INSTRUCTIONS FOR THE TASK:
From the entries below, copy every line that holds the word "preds".

### SUPPLIED MATERIAL ###

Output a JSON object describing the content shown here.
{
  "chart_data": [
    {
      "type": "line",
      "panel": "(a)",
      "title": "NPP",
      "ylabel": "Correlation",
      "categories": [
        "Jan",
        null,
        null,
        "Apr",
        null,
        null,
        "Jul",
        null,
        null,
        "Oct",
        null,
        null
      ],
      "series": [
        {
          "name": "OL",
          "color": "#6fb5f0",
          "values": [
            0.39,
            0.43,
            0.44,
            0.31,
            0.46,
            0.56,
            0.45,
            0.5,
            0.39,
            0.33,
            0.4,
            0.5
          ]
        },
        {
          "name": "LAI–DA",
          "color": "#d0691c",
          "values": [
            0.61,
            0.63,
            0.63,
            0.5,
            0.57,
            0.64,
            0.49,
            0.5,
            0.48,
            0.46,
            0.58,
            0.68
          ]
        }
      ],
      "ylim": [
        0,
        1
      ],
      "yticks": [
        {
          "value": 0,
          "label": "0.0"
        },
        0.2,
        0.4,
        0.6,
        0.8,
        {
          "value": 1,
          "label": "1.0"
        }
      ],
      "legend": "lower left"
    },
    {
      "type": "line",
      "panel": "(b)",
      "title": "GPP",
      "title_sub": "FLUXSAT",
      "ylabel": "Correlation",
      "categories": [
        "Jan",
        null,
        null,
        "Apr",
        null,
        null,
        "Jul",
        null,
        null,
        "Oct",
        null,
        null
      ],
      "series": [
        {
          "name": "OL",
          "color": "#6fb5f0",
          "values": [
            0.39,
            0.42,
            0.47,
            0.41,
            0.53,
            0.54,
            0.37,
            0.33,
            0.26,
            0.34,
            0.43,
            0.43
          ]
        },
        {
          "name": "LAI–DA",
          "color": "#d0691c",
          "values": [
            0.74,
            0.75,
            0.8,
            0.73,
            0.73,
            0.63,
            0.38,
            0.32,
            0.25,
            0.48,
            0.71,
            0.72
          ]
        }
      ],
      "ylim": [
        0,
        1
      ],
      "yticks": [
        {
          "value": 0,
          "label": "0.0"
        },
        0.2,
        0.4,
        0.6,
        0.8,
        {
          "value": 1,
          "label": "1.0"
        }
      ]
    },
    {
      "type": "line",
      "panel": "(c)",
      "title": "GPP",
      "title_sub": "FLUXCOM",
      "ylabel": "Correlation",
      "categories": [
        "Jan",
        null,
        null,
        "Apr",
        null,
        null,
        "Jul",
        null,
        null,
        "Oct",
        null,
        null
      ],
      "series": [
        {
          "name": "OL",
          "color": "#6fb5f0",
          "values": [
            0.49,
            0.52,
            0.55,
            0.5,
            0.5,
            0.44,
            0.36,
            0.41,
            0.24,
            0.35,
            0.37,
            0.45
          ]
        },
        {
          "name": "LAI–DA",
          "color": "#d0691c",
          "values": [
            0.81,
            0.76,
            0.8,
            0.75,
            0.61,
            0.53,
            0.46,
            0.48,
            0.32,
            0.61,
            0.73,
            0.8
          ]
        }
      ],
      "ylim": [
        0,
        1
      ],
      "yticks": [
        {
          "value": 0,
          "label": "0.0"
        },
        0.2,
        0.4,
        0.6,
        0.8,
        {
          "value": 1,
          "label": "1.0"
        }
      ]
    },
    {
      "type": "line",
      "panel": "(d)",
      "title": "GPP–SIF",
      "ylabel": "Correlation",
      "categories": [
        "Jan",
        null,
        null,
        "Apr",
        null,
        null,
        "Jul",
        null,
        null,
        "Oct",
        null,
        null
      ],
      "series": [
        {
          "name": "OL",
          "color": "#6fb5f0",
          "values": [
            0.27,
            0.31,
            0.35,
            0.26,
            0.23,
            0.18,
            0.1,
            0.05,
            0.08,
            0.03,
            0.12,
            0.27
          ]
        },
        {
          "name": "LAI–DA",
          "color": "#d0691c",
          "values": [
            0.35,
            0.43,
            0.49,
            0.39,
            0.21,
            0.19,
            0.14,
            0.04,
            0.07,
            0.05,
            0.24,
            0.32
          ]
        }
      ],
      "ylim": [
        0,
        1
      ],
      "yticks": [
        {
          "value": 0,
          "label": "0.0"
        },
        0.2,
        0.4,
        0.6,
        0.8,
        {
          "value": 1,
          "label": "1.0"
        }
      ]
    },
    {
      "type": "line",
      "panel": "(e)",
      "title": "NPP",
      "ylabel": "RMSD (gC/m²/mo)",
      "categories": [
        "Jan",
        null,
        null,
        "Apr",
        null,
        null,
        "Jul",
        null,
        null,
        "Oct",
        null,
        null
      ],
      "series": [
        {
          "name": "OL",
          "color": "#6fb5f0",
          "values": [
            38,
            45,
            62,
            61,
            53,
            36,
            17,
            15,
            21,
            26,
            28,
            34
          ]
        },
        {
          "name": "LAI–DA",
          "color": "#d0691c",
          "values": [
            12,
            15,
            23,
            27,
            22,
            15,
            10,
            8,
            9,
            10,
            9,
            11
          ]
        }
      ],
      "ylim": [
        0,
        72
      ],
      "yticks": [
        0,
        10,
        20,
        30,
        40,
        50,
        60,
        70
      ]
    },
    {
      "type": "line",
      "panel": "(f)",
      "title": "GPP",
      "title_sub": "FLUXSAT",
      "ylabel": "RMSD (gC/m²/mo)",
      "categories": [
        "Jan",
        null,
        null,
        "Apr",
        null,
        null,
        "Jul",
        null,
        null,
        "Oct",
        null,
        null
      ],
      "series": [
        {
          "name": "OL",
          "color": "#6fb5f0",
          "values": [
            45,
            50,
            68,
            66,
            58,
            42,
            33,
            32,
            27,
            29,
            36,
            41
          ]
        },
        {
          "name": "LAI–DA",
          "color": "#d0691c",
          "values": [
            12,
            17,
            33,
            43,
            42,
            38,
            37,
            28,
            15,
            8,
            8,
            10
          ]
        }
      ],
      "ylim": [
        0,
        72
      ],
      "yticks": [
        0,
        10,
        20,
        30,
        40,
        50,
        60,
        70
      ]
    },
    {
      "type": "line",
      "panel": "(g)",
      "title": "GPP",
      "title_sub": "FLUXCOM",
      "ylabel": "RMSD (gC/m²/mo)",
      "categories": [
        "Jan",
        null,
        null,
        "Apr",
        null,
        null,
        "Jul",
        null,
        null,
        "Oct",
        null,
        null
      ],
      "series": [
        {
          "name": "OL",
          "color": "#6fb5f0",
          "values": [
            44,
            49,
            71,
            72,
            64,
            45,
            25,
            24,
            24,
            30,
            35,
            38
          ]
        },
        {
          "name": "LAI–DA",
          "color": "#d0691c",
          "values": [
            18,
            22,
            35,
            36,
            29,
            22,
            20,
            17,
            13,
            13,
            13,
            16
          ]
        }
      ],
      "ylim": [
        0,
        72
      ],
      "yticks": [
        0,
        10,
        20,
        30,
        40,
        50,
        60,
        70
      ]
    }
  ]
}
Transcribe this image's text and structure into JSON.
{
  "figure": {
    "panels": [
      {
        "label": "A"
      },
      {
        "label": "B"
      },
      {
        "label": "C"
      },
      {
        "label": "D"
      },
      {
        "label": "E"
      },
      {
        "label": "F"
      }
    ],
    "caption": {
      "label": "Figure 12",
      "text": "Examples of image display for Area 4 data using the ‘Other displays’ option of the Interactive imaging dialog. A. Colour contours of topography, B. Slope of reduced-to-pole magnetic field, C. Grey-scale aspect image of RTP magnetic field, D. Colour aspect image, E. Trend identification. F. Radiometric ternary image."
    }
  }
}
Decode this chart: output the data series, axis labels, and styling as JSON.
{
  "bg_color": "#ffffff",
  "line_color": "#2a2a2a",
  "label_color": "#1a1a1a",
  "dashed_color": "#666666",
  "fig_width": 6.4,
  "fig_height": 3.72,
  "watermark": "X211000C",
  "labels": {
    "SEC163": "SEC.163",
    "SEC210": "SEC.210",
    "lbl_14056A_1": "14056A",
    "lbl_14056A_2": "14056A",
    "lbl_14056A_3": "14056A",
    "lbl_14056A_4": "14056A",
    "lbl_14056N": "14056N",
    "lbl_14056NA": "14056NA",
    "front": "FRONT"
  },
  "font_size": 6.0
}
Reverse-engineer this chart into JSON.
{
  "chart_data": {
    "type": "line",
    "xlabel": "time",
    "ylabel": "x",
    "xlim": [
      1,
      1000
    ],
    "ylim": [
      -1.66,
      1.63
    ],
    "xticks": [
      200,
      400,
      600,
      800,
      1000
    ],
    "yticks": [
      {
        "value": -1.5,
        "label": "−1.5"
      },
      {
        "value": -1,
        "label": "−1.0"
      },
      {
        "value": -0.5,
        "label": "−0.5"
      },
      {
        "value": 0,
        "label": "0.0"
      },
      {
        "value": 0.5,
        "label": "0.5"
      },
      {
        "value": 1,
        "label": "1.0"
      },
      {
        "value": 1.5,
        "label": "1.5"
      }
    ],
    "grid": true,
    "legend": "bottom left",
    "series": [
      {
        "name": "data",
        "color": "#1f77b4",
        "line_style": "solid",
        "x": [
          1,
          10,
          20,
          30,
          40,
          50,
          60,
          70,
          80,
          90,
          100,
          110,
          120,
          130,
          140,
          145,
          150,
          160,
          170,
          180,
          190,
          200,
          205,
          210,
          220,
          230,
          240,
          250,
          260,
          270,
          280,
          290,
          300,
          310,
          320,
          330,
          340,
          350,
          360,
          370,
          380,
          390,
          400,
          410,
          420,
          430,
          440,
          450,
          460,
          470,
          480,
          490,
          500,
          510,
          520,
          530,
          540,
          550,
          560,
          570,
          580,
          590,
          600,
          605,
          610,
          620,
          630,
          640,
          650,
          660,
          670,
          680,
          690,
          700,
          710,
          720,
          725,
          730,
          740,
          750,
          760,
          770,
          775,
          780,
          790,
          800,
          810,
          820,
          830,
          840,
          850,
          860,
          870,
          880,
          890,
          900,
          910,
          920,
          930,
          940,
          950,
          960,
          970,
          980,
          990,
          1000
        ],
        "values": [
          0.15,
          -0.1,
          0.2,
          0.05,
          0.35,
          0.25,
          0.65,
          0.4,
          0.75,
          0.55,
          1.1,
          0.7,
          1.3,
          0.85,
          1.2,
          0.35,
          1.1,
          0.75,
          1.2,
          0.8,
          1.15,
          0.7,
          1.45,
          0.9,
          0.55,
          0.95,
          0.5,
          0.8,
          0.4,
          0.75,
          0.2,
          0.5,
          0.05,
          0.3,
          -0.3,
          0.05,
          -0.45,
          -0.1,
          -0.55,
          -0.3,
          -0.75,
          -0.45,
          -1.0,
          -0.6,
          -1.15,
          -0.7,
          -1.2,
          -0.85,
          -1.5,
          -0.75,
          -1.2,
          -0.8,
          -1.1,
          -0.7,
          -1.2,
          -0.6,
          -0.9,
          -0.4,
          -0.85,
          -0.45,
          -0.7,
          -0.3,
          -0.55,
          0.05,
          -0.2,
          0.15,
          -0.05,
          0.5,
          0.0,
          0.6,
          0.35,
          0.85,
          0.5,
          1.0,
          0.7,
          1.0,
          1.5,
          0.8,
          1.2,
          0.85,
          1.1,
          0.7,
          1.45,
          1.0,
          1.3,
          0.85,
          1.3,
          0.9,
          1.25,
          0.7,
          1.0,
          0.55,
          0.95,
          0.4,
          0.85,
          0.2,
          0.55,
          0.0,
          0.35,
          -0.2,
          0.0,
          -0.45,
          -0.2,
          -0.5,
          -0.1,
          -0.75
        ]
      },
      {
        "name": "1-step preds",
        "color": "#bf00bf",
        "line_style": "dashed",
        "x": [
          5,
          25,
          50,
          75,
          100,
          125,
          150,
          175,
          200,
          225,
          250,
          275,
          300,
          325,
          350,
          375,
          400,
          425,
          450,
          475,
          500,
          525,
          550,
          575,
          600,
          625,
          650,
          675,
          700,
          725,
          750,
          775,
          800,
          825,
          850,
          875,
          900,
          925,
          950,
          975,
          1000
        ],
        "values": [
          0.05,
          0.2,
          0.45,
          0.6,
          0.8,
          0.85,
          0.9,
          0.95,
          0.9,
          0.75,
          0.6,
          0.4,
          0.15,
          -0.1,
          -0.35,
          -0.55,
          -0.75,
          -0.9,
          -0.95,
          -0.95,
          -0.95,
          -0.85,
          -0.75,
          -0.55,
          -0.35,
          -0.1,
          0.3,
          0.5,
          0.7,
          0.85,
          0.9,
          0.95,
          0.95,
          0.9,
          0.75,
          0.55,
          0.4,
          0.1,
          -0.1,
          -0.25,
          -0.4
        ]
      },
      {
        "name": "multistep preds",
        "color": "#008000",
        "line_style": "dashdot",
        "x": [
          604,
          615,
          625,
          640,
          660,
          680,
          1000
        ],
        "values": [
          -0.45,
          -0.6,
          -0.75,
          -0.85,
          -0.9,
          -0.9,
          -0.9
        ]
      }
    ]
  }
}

###

THE RESULT:
        "name": "1-step preds",
        "name": "multistep preds",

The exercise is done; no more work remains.